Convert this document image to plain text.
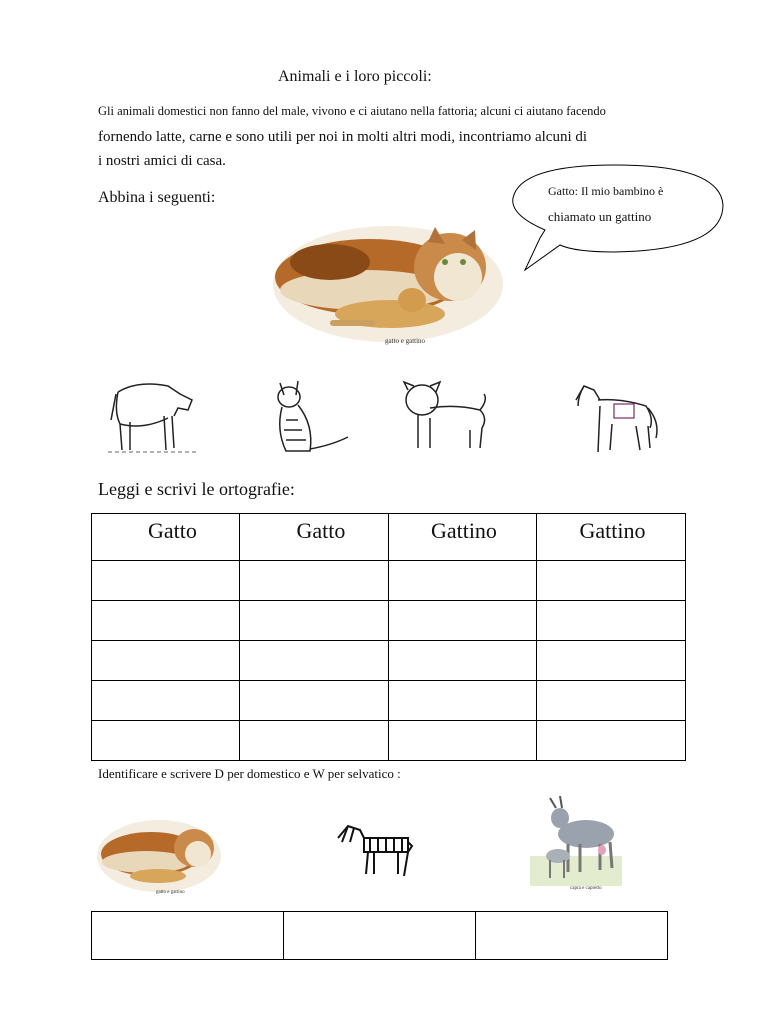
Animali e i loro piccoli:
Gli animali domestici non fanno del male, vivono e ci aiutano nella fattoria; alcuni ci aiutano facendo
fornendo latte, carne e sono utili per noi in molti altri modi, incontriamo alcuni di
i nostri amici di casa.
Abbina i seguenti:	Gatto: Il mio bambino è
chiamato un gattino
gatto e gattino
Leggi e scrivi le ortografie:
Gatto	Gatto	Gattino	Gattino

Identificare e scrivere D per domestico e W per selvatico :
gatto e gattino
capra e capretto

___

**What is expected**
Copy each line that contains the word "alcuni".

**Exercise answer**
Gli animali domestici non fanno del male, vivono e ci aiutano nella fattoria; alcuni ci aiutano facendo
fornendo latte, carne e sono utili per noi in molti altri modi, incontriamo alcuni di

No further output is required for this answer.